» **WHAT IS BEING ASKED**: In the entries below, find every line with "Arbre" and copy it.
— start DATA SUPPLIED —
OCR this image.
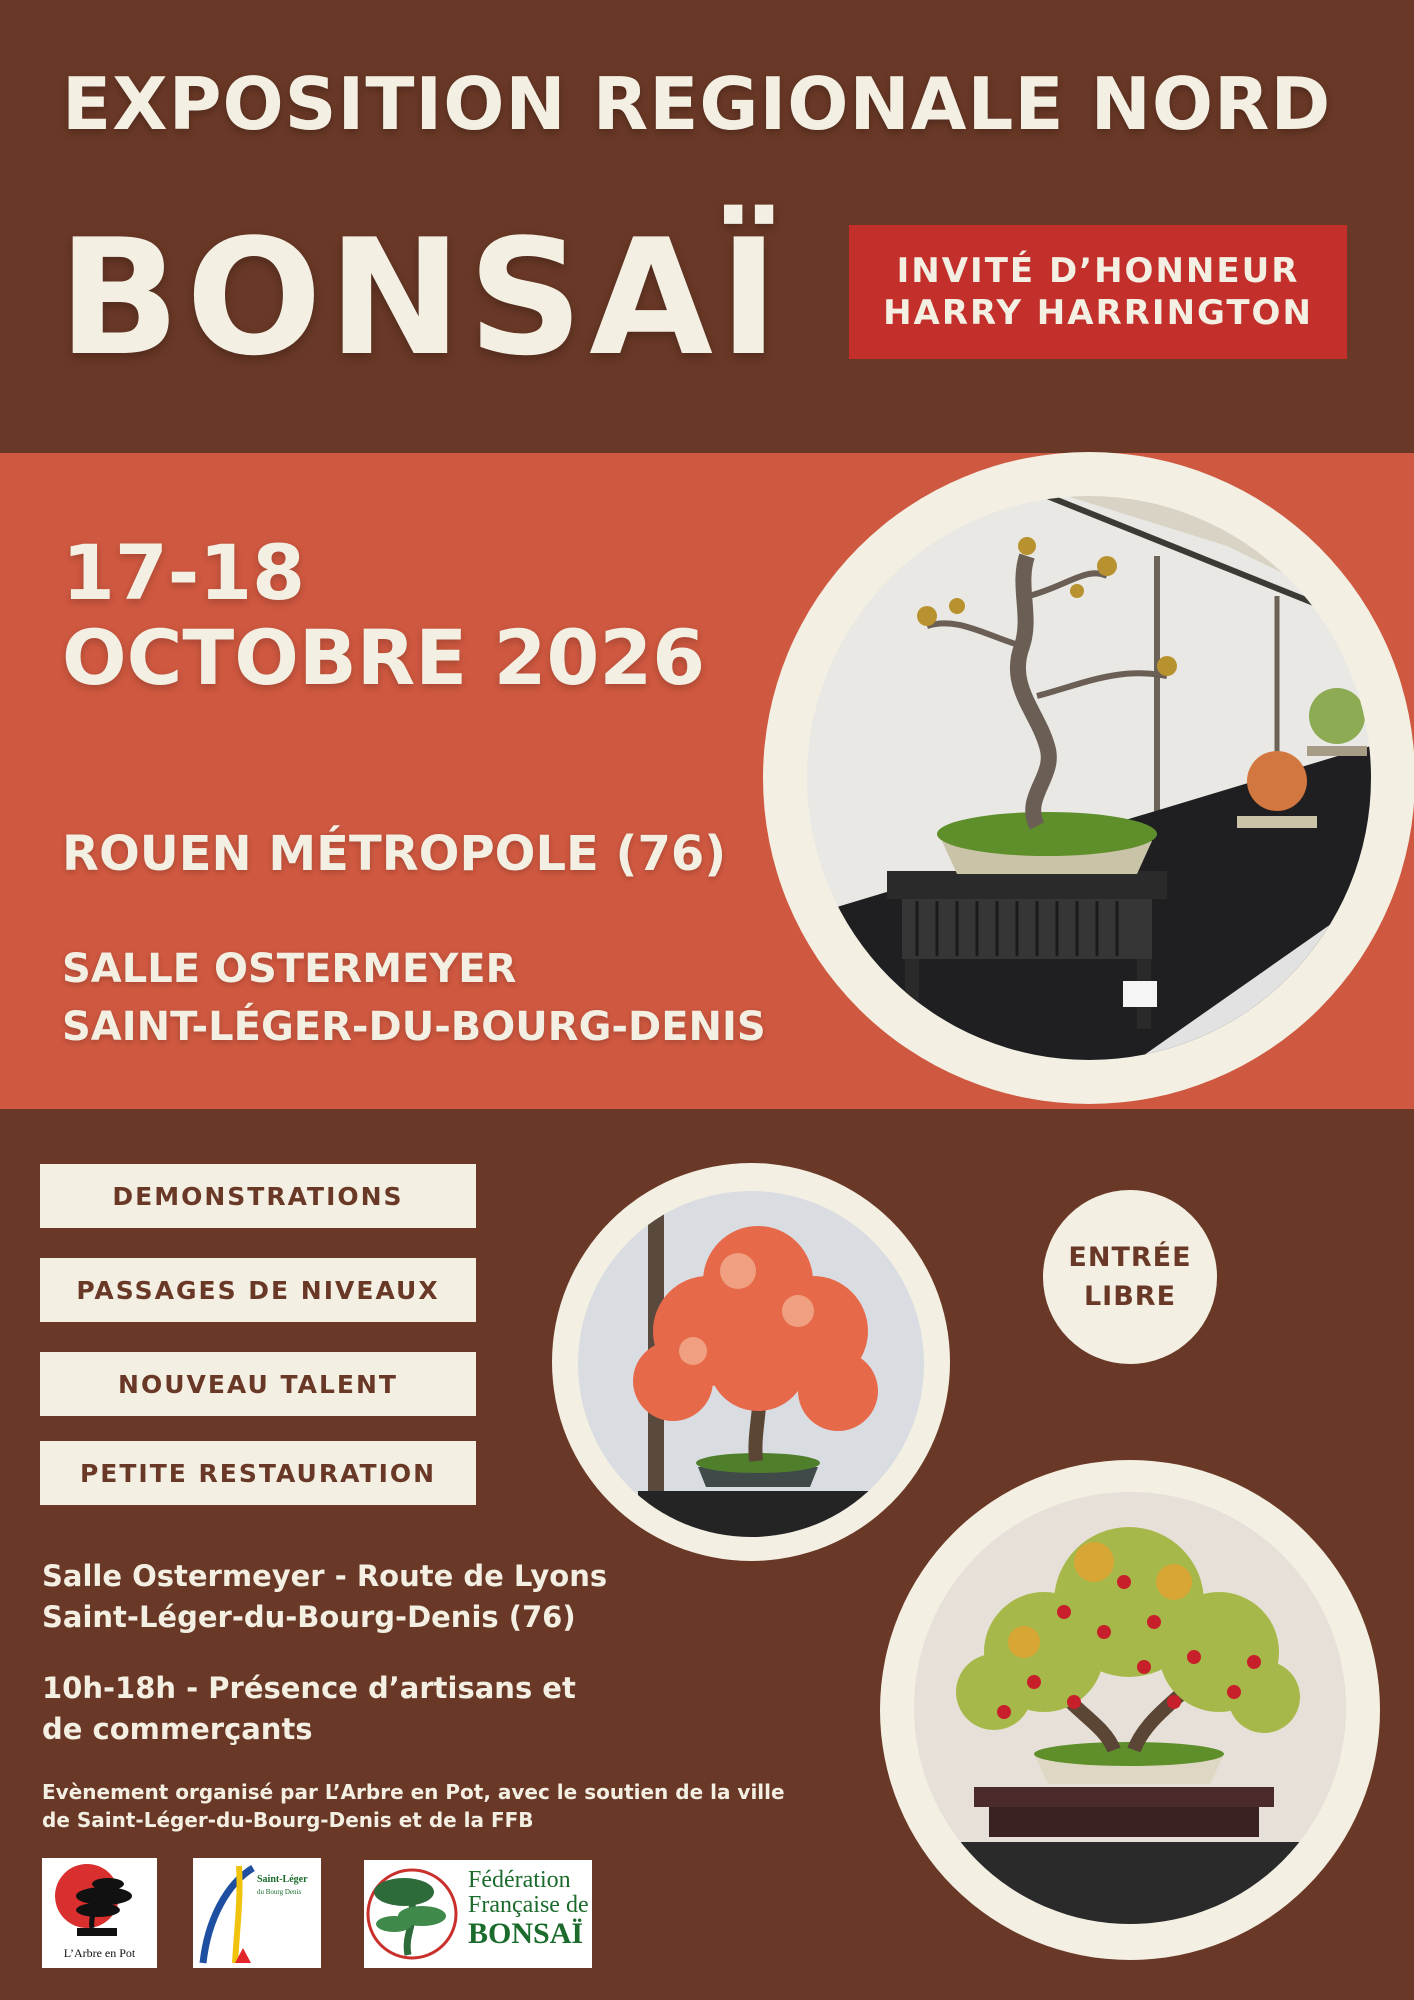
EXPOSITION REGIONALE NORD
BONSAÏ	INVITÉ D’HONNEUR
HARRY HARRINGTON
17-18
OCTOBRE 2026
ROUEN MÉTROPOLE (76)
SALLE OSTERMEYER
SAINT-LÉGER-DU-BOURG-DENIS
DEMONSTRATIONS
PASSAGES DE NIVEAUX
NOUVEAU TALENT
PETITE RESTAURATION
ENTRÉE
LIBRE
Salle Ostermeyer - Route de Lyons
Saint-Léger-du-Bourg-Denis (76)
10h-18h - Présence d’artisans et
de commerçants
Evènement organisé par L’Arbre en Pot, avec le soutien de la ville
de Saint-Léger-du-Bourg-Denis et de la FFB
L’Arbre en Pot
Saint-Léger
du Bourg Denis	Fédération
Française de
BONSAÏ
— end DATA SUPPLIED —
» **WRITTEN SOLUTION**:
Evènement organisé par L’Arbre en Pot, avec le soutien de la ville
L’Arbre en Pot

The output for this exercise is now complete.